┌──
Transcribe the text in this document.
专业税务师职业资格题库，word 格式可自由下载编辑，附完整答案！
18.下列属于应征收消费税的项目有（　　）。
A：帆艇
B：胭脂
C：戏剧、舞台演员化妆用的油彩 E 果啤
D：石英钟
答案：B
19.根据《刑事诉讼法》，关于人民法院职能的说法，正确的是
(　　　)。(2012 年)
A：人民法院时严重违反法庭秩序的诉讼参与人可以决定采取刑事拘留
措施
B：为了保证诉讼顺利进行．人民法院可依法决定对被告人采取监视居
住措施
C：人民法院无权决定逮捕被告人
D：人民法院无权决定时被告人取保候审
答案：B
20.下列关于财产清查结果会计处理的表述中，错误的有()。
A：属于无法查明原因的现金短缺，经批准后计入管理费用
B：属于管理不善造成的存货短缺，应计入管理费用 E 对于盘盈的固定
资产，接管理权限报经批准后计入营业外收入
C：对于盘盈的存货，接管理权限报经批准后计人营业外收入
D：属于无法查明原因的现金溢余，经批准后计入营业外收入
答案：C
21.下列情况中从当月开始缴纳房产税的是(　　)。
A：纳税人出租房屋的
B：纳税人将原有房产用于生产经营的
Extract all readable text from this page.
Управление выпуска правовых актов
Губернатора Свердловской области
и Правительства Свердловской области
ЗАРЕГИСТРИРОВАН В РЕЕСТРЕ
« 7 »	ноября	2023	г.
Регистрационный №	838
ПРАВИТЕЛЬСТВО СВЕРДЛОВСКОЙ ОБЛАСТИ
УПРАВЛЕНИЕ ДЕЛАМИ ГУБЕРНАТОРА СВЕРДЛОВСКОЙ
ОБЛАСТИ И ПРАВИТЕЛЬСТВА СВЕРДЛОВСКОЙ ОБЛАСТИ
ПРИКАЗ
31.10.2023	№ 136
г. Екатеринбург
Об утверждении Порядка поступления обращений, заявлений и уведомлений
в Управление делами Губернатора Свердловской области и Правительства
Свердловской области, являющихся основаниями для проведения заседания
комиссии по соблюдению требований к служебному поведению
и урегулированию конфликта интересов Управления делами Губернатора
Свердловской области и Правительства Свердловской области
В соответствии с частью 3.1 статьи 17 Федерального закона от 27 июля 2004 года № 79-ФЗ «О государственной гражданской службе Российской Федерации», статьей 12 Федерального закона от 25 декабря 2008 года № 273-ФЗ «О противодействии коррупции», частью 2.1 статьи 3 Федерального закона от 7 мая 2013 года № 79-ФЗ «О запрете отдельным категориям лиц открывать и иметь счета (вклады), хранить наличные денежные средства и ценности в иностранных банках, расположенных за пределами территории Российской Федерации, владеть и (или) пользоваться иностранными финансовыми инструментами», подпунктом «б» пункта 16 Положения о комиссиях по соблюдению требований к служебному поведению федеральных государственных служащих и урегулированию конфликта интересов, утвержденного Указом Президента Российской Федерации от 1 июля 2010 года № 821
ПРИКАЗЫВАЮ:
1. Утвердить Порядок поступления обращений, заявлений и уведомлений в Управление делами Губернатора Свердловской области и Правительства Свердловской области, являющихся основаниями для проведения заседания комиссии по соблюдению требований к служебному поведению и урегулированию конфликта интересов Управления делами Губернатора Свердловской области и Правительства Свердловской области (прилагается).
└──
_TASK DESCRIPTION_: Copy out every line from the records that has the word "основаниями".

_ANSWER TO THE EXERCISE_:
Свердловской области, являющихся основаниями для проведения заседания
1. Утвердить Порядок поступления обращений, заявлений и уведомлений в Управление делами Губернатора Свердловской области и Правительства Свердловской области, являющихся основаниями для проведения заседания комиссии по соблюдению требований к служебному поведению и урегулированию конфликта интересов Управления делами Губернатора Свердловской области и Правительства Свердловской области (прилагается).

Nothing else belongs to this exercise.